Recorded data:
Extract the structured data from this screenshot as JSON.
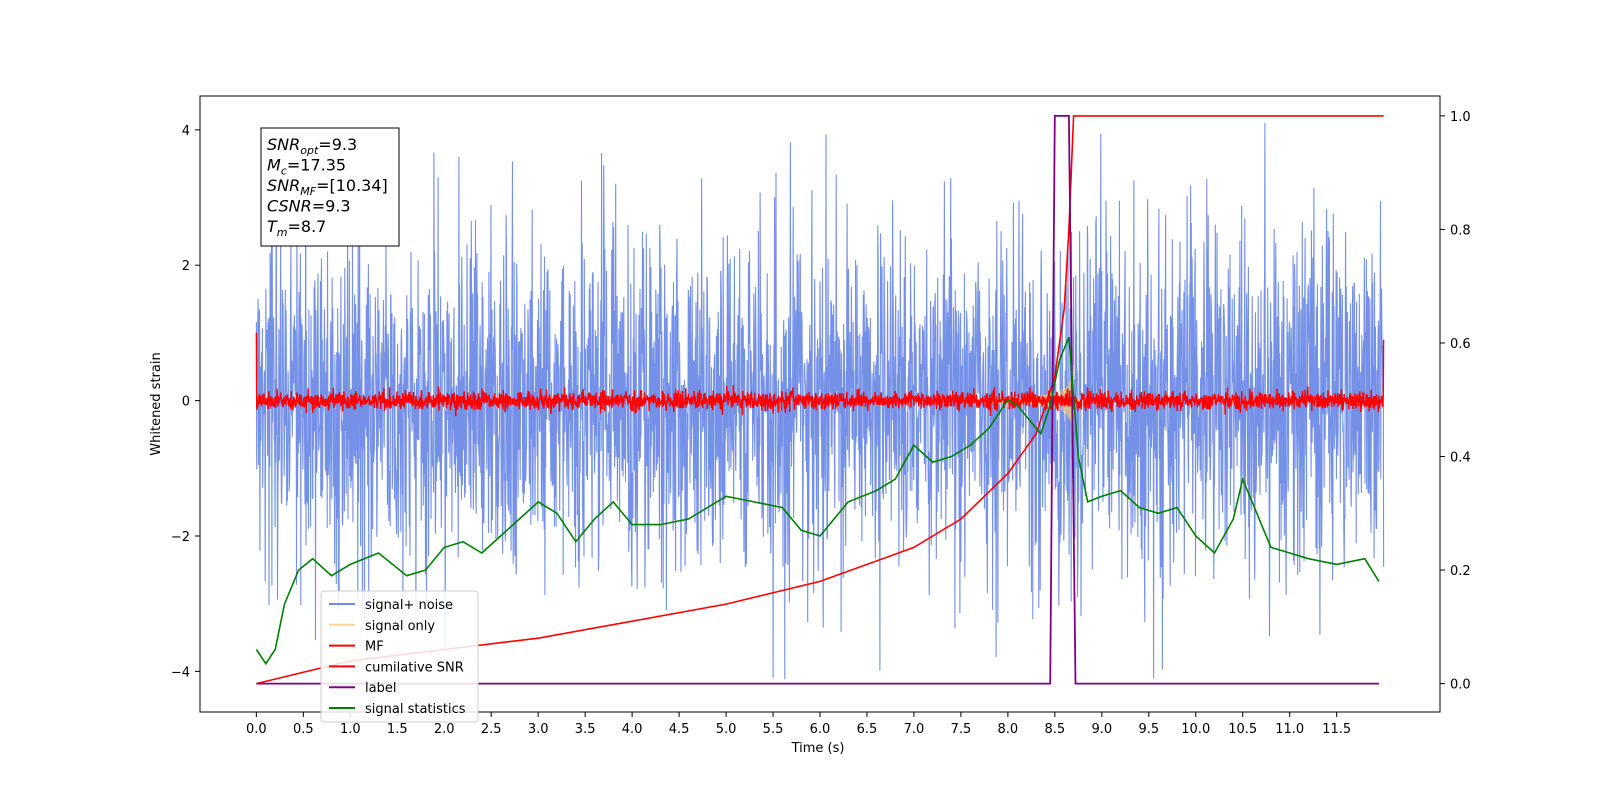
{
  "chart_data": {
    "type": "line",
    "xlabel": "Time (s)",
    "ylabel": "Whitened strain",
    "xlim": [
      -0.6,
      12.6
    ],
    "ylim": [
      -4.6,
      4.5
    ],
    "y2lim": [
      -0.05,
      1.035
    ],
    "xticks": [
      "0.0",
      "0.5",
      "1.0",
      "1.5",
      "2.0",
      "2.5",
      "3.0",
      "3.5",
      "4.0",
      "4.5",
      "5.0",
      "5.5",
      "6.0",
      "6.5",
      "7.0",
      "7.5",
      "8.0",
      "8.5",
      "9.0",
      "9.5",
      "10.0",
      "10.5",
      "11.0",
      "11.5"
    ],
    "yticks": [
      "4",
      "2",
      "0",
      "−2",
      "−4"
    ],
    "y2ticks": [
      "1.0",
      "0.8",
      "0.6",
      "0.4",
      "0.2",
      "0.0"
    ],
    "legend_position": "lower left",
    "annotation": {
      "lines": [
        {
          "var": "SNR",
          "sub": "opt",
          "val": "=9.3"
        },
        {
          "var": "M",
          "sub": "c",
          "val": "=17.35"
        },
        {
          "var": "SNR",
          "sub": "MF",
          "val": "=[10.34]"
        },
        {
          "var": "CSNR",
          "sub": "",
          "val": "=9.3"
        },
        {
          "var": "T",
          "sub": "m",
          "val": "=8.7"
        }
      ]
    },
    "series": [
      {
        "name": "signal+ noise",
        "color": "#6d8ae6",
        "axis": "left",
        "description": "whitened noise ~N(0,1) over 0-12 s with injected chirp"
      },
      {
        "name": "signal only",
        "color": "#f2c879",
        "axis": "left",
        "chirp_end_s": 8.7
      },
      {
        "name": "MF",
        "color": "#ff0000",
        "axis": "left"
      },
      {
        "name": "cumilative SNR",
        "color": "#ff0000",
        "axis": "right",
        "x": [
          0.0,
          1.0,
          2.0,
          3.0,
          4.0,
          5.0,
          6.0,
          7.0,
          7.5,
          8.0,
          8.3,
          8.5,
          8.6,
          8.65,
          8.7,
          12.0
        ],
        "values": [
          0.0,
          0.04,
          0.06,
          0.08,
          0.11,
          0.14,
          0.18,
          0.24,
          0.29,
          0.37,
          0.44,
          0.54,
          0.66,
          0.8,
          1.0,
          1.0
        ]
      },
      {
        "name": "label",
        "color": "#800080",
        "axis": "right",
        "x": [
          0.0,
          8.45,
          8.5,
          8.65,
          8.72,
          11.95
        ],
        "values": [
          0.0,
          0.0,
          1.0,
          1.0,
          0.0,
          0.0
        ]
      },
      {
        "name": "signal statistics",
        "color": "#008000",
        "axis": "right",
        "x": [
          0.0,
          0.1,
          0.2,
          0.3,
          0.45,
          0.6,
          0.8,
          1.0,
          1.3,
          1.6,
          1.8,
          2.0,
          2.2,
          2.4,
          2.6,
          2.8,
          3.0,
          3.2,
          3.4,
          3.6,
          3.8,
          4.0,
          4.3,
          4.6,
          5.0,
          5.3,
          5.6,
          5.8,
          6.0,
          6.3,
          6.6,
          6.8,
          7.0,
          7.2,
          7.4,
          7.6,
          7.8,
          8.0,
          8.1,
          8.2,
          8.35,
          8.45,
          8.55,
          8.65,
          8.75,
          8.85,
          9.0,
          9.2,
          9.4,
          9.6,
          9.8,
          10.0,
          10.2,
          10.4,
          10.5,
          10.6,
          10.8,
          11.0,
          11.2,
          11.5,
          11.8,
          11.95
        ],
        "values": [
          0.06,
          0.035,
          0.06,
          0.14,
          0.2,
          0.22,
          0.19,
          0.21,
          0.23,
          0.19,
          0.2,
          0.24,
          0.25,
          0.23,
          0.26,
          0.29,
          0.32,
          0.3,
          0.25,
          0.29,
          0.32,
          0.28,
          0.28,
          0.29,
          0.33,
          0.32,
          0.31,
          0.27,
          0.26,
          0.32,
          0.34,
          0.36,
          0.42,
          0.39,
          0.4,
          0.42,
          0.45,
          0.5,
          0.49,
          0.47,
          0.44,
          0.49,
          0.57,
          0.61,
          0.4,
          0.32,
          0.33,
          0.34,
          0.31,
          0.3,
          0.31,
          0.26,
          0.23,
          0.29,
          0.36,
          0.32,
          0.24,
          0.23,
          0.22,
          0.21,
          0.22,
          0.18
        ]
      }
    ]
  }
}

SET PROBLEM:
Within the data above, pick out all lines holding the word "signal".

EXPECTED ANSWER:
        "name": "signal+ noise",
        "name": "signal only",
        "name": "signal statistics",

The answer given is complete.